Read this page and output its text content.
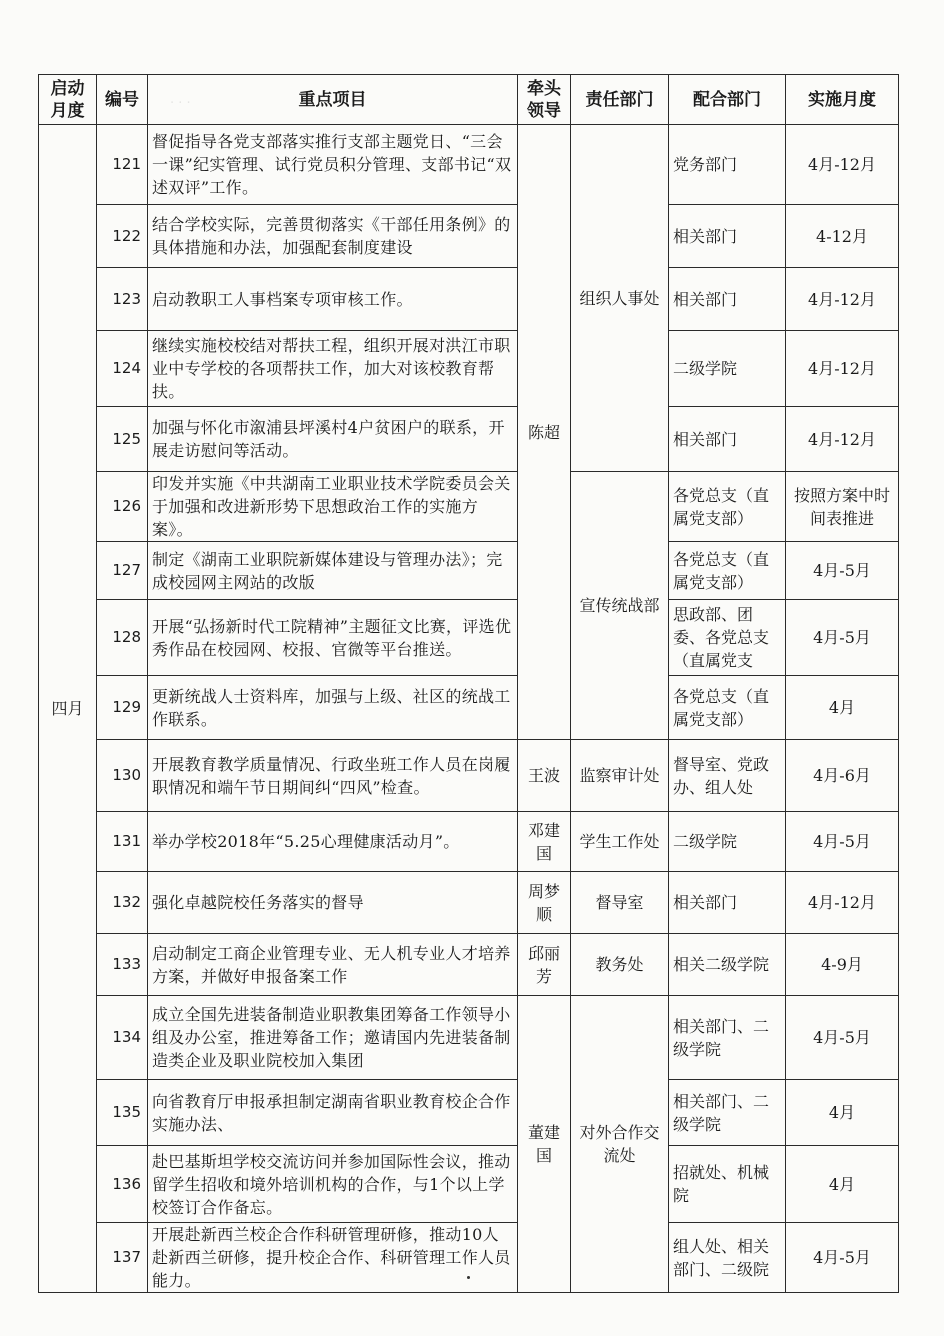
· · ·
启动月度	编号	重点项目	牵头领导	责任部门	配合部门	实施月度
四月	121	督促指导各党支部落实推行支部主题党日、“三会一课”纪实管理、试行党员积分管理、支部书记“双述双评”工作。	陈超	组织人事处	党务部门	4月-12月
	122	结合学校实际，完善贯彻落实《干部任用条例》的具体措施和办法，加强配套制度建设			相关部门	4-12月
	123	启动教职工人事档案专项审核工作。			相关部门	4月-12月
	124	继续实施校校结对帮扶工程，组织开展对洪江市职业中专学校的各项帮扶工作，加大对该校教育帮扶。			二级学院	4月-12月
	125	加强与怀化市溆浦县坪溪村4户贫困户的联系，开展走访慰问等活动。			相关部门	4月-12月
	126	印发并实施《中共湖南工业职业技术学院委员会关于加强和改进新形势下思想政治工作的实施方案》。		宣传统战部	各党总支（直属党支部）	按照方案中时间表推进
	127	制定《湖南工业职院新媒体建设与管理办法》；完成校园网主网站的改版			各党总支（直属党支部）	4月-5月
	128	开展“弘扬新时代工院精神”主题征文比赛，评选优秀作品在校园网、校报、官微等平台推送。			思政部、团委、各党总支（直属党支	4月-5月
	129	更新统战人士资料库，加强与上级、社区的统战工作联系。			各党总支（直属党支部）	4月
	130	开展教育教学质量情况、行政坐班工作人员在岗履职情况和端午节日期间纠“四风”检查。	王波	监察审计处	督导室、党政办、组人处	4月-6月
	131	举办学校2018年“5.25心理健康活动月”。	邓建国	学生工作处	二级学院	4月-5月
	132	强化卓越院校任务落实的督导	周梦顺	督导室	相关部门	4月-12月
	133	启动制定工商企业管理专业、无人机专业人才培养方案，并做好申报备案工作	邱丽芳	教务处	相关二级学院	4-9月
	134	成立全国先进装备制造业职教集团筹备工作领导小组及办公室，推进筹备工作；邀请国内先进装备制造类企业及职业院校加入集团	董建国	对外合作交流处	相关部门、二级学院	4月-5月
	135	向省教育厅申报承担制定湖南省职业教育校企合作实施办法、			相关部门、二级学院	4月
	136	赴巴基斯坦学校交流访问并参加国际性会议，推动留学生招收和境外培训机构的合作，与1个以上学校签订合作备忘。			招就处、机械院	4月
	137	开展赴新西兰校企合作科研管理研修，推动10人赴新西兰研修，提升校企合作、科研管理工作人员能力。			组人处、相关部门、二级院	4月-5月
============================================================
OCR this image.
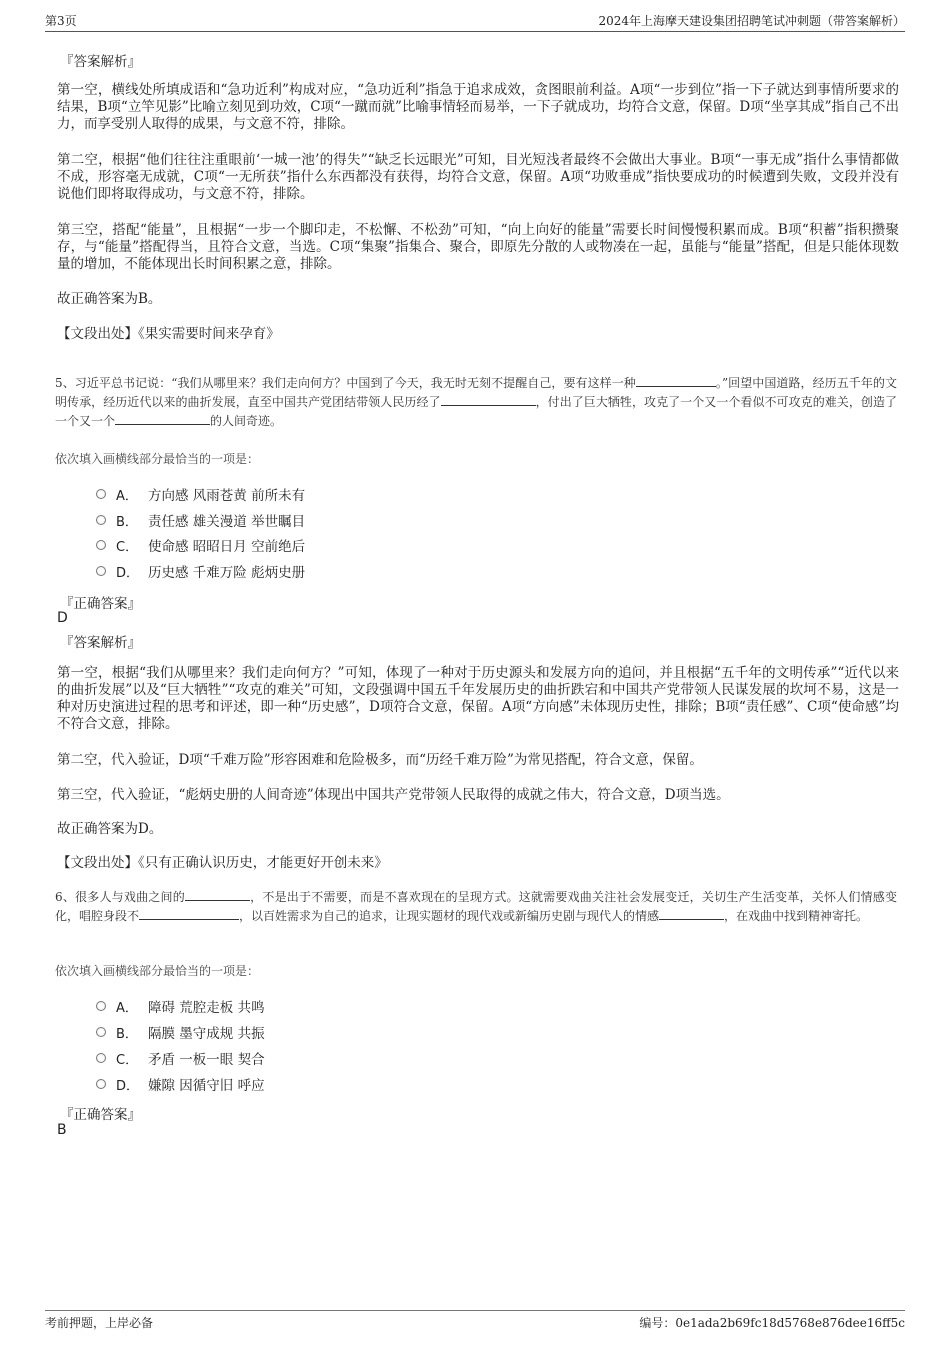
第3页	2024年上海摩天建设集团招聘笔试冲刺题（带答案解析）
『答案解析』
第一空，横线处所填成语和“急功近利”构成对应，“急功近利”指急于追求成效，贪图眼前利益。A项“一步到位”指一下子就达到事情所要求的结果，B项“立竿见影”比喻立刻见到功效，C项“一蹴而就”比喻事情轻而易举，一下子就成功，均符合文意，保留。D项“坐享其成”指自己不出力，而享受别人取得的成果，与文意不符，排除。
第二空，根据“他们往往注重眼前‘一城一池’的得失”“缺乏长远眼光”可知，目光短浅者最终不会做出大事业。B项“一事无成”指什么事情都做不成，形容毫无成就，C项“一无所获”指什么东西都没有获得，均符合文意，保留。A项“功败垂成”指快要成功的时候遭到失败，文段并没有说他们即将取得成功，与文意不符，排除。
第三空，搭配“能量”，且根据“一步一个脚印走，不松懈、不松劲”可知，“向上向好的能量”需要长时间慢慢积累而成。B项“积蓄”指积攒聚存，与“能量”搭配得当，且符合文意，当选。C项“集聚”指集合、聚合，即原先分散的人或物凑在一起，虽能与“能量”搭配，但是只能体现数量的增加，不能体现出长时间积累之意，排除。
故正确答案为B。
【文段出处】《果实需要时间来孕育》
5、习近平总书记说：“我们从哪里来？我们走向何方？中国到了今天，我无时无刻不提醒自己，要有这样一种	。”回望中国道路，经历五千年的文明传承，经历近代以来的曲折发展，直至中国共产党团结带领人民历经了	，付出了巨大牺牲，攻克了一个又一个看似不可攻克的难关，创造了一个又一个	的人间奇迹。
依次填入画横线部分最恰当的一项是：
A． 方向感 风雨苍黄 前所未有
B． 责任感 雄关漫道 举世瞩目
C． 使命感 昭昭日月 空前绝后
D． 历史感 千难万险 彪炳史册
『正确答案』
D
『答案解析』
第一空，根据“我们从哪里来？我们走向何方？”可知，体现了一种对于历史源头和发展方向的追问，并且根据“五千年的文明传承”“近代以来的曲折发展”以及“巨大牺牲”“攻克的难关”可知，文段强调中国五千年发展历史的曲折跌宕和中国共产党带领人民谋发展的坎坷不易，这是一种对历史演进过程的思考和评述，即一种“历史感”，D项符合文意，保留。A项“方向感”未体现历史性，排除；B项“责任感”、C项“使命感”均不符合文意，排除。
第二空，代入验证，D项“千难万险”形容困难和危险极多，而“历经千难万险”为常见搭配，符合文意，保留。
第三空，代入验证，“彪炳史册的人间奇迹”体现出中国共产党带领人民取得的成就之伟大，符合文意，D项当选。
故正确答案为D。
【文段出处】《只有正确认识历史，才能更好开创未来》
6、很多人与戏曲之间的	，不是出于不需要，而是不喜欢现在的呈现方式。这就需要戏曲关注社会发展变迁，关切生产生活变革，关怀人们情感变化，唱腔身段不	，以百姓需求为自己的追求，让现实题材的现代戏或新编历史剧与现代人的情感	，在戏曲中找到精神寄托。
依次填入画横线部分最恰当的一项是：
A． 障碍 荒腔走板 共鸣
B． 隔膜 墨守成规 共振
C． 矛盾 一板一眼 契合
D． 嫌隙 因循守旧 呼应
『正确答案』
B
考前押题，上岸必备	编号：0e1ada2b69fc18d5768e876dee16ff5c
============================================================
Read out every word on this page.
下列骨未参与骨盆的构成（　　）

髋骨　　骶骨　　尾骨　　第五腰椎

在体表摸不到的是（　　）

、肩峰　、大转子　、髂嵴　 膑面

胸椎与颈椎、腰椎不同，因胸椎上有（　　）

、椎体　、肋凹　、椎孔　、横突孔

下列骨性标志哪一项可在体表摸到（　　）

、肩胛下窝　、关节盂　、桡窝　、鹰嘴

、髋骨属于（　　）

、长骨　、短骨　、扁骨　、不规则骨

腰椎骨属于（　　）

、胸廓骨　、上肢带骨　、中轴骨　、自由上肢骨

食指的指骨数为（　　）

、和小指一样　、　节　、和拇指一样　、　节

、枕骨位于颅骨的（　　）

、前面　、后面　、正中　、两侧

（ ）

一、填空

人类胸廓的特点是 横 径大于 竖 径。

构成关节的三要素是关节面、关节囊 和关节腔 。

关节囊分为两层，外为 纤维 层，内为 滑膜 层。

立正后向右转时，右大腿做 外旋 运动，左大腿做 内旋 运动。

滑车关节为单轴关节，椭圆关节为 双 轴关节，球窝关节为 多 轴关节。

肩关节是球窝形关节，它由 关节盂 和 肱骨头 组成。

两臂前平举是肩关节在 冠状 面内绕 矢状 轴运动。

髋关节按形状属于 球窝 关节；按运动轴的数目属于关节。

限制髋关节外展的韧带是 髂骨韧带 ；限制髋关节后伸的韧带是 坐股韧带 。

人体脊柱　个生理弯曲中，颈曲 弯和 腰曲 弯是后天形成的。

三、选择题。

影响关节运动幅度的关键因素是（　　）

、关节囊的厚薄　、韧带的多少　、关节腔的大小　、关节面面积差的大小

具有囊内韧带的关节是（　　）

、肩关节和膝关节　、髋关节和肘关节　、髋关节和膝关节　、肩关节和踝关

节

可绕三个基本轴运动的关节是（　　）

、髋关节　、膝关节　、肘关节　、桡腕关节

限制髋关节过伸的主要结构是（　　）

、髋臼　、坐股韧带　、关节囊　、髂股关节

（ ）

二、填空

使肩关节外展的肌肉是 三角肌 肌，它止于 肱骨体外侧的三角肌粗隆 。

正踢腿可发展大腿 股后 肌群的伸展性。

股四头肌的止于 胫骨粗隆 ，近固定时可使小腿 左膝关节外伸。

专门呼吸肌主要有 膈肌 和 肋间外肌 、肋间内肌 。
============================================================
> _Goal of the exercise_: Report how many lines of the preceding records include "文段出处". Output the number only.

> _Result_: 2